▶ Set task
Select the lines of the records containing the word "habitants" and list them.

▶ Supplied records
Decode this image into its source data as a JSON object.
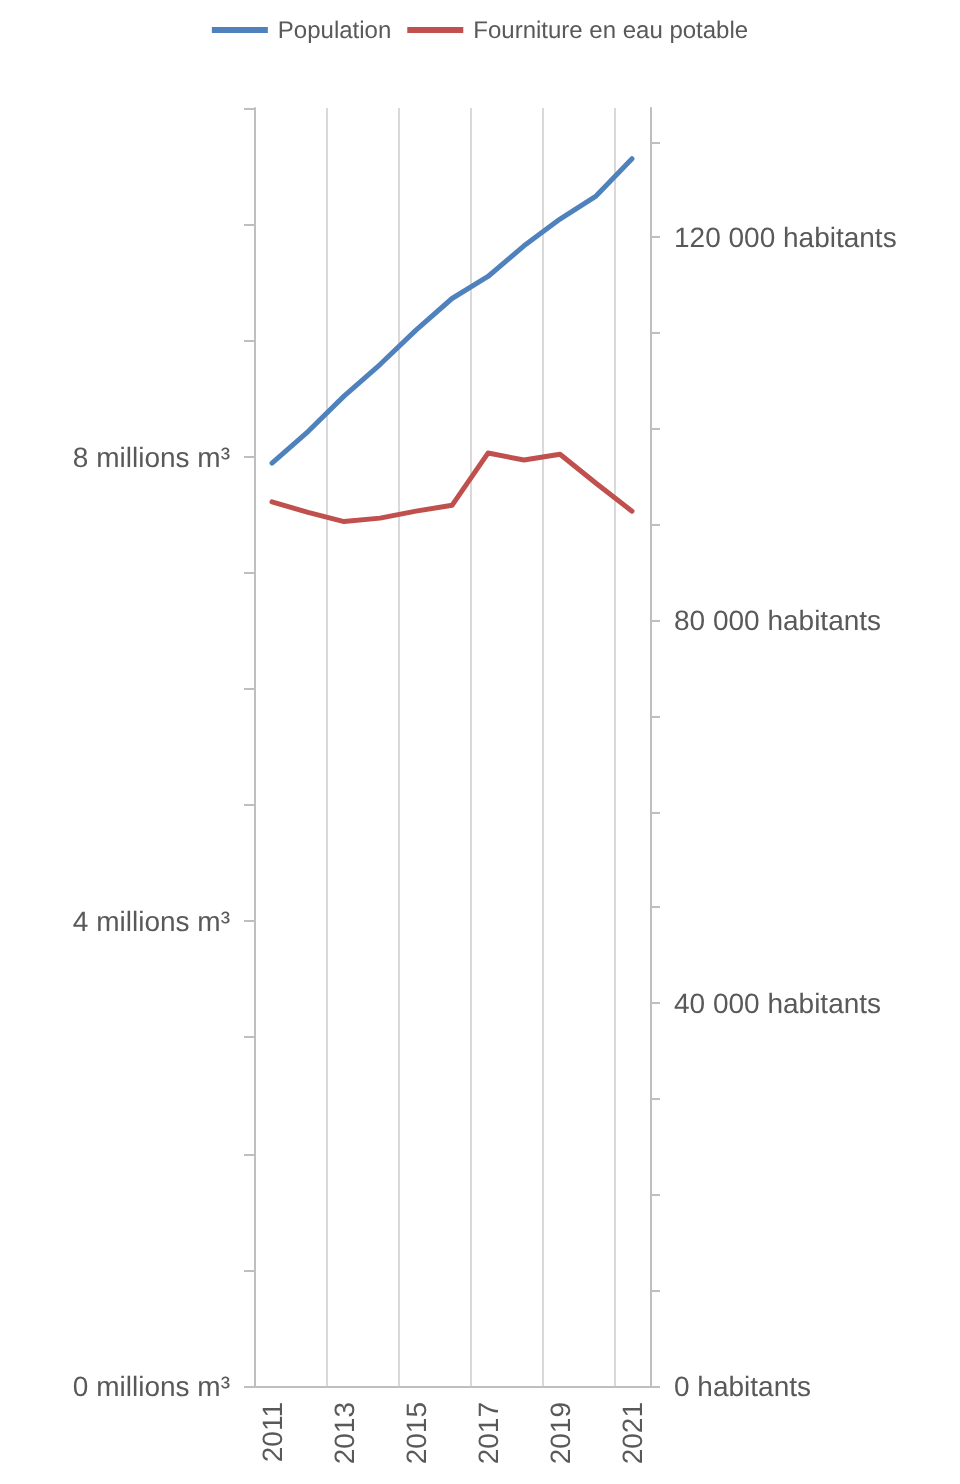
{
  "chart_data": {
    "type": "line",
    "categories": [
      "2011",
      null,
      "2013",
      null,
      "2015",
      null,
      "2017",
      null,
      "2019",
      null,
      "2021"
    ],
    "series": [
      {
        "name": "Population",
        "color": "#4f81bd",
        "axis": "y2",
        "values": [
          96400,
          99700,
          103400,
          106700,
          110300,
          113600,
          115900,
          119100,
          121900,
          124300,
          128200
        ]
      },
      {
        "name": "Fourniture en eau potable",
        "color": "#c0504d",
        "values": [
          7.61,
          7.52,
          7.44,
          7.47,
          7.53,
          7.58,
          8.03,
          7.97,
          8.02,
          7.77,
          7.53
        ]
      }
    ],
    "ylim": [
      0,
      11
    ],
    "yticks": [
      {
        "value": 0,
        "label": "0 millions m³"
      },
      {
        "value": 1,
        "label": null
      },
      {
        "value": 2,
        "label": null
      },
      {
        "value": 3,
        "label": null
      },
      {
        "value": 4,
        "label": "4 millions m³"
      },
      {
        "value": 5,
        "label": null
      },
      {
        "value": 6,
        "label": null
      },
      {
        "value": 7,
        "label": null
      },
      {
        "value": 8,
        "label": "8 millions m³"
      },
      {
        "value": 9,
        "label": null
      },
      {
        "value": 10,
        "label": null
      },
      {
        "value": 11,
        "label": null
      }
    ],
    "y2lim": [
      0,
      133500
    ],
    "y2ticks": [
      {
        "value": 0,
        "label": "0 habitants"
      },
      {
        "value": 10000,
        "label": null
      },
      {
        "value": 20000,
        "label": null
      },
      {
        "value": 30000,
        "label": null
      },
      {
        "value": 40000,
        "label": "40 000 habitants"
      },
      {
        "value": 50000,
        "label": null
      },
      {
        "value": 60000,
        "label": null
      },
      {
        "value": 70000,
        "label": null
      },
      {
        "value": 80000,
        "label": "80 000 habitants"
      },
      {
        "value": 90000,
        "label": null
      },
      {
        "value": 100000,
        "label": null
      },
      {
        "value": 110000,
        "label": null
      },
      {
        "value": 120000,
        "label": "120 000 habitants"
      },
      {
        "value": 130000,
        "label": null
      }
    ],
    "grid": "x",
    "legend": "top",
    "marker": "none",
    "line_style": "solid"
  }
}
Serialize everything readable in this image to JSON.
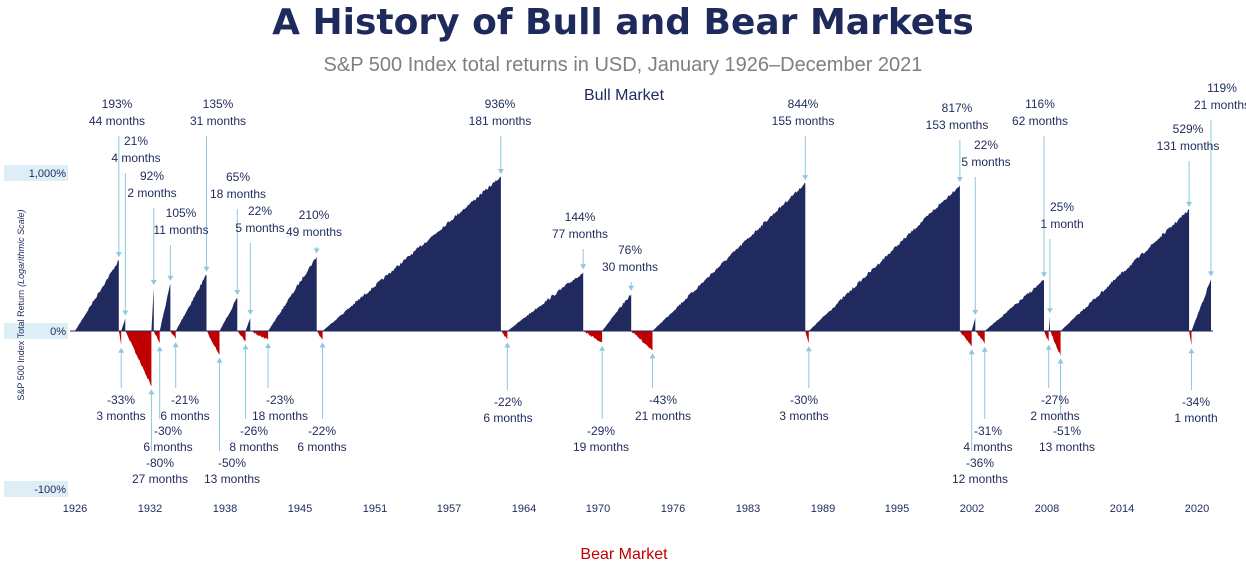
{
  "title": "A History of Bull and Bear Markets",
  "subtitle": "S&P 500 Index total returns in USD, January 1926–December 2021",
  "chart_data": {
    "type": "area",
    "bull_label": "Bull Market",
    "bear_label": "Bear Market",
    "ylabel_main": "S&P 500 Index Total Return",
    "ylabel_note": "(Logarithmic Scale)",
    "y_scale": "log",
    "y_ticks": [
      "1,000%",
      "0%",
      "-100%"
    ],
    "x_ticks": [
      "1926",
      "1932",
      "1938",
      "1945",
      "1951",
      "1957",
      "1964",
      "1970",
      "1976",
      "1983",
      "1989",
      "1995",
      "2002",
      "2008",
      "2014",
      "2020"
    ],
    "x_range": [
      1926,
      2021.9
    ],
    "colors": {
      "bull": "#202a5f",
      "bear": "#c00000",
      "annotation": "#1f2a5c",
      "leader": "#8ec8e0",
      "band": "#ddeef6"
    },
    "bull_markets": [
      {
        "start": 1926.0,
        "end": 1929.7,
        "return_pct": 193,
        "label_pct": "193%",
        "label_dur": "44 months"
      },
      {
        "start": 1929.9,
        "end": 1930.25,
        "return_pct": 21,
        "label_pct": "21%",
        "label_dur": "4 months"
      },
      {
        "start": 1932.45,
        "end": 1932.65,
        "return_pct": 92,
        "label_pct": "92%",
        "label_dur": "2 months"
      },
      {
        "start": 1933.15,
        "end": 1934.05,
        "return_pct": 105,
        "label_pct": "105%",
        "label_dur": "11 months"
      },
      {
        "start": 1934.5,
        "end": 1937.1,
        "return_pct": 135,
        "label_pct": "135%",
        "label_dur": "31 months"
      },
      {
        "start": 1938.2,
        "end": 1939.7,
        "return_pct": 65,
        "label_pct": "65%",
        "label_dur": "18 months"
      },
      {
        "start": 1940.4,
        "end": 1940.8,
        "return_pct": 22,
        "label_pct": "22%",
        "label_dur": "5 months"
      },
      {
        "start": 1942.3,
        "end": 1946.4,
        "return_pct": 210,
        "label_pct": "210%",
        "label_dur": "49 months"
      },
      {
        "start": 1946.9,
        "end": 1961.95,
        "return_pct": 936,
        "label_pct": "936%",
        "label_dur": "181 months"
      },
      {
        "start": 1962.5,
        "end": 1968.9,
        "return_pct": 144,
        "label_pct": "144%",
        "label_dur": "77 months"
      },
      {
        "start": 1970.5,
        "end": 1972.95,
        "return_pct": 76,
        "label_pct": "76%",
        "label_dur": "30 months"
      },
      {
        "start": 1974.75,
        "end": 1987.65,
        "return_pct": 844,
        "label_pct": "844%",
        "label_dur": "155 months"
      },
      {
        "start": 1987.95,
        "end": 2000.7,
        "return_pct": 817,
        "label_pct": "817%",
        "label_dur": "153 months"
      },
      {
        "start": 2001.7,
        "end": 2002.0,
        "return_pct": 22,
        "label_pct": "22%",
        "label_dur": "5 months"
      },
      {
        "start": 2002.8,
        "end": 2007.8,
        "return_pct": 116,
        "label_pct": "116%",
        "label_dur": "62 months"
      },
      {
        "start": 2008.2,
        "end": 2008.3,
        "return_pct": 25,
        "label_pct": "25%",
        "label_dur": "1 month"
      },
      {
        "start": 2009.2,
        "end": 2020.05,
        "return_pct": 529,
        "label_pct": "529%",
        "label_dur": "131 months"
      },
      {
        "start": 2020.25,
        "end": 2021.9,
        "return_pct": 119,
        "label_pct": "119%",
        "label_dur": "21 months"
      }
    ],
    "bear_markets": [
      {
        "start": 1929.7,
        "end": 1929.9,
        "return_pct": -33,
        "label_pct": "-33%",
        "label_dur": "3 months"
      },
      {
        "start": 1930.25,
        "end": 1932.45,
        "return_pct": -80,
        "label_pct": "-80%",
        "label_dur": "27 months"
      },
      {
        "start": 1932.65,
        "end": 1933.15,
        "return_pct": -30,
        "label_pct": "-30%",
        "label_dur": "6 months"
      },
      {
        "start": 1934.05,
        "end": 1934.5,
        "return_pct": -21,
        "label_pct": "-21%",
        "label_dur": "6 months"
      },
      {
        "start": 1937.1,
        "end": 1938.2,
        "return_pct": -50,
        "label_pct": "-50%",
        "label_dur": "13 months"
      },
      {
        "start": 1939.7,
        "end": 1940.4,
        "return_pct": -26,
        "label_pct": "-26%",
        "label_dur": "8 months"
      },
      {
        "start": 1940.8,
        "end": 1942.3,
        "return_pct": -23,
        "label_pct": "-23%",
        "label_dur": "18 months"
      },
      {
        "start": 1946.4,
        "end": 1946.9,
        "return_pct": -22,
        "label_pct": "-22%",
        "label_dur": "6 months"
      },
      {
        "start": 1961.95,
        "end": 1962.5,
        "return_pct": -22,
        "label_pct": "-22%",
        "label_dur": "6 months"
      },
      {
        "start": 1968.9,
        "end": 1970.5,
        "return_pct": -29,
        "label_pct": "-29%",
        "label_dur": "19 months"
      },
      {
        "start": 1972.95,
        "end": 1974.75,
        "return_pct": -43,
        "label_pct": "-43%",
        "label_dur": "21 months"
      },
      {
        "start": 1987.65,
        "end": 1987.95,
        "return_pct": -30,
        "label_pct": "-30%",
        "label_dur": "3 months"
      },
      {
        "start": 2000.7,
        "end": 2001.7,
        "return_pct": -36,
        "label_pct": "-36%",
        "label_dur": "12 months"
      },
      {
        "start": 2002.0,
        "end": 2002.8,
        "return_pct": -31,
        "label_pct": "-31%",
        "label_dur": "4 months"
      },
      {
        "start": 2007.8,
        "end": 2008.2,
        "return_pct": -27,
        "label_pct": "-27%",
        "label_dur": "2 months"
      },
      {
        "start": 2008.3,
        "end": 2009.2,
        "return_pct": -51,
        "label_pct": "-51%",
        "label_dur": "13 months"
      },
      {
        "start": 2020.05,
        "end": 2020.25,
        "return_pct": -34,
        "label_pct": "-34%",
        "label_dur": "1 month"
      }
    ]
  }
}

▶ Complete response
        "label": "0 habitants"
        "label": "40 000 habitants"
        "label": "80 000 habitants"
        "label": "120 000 habitants"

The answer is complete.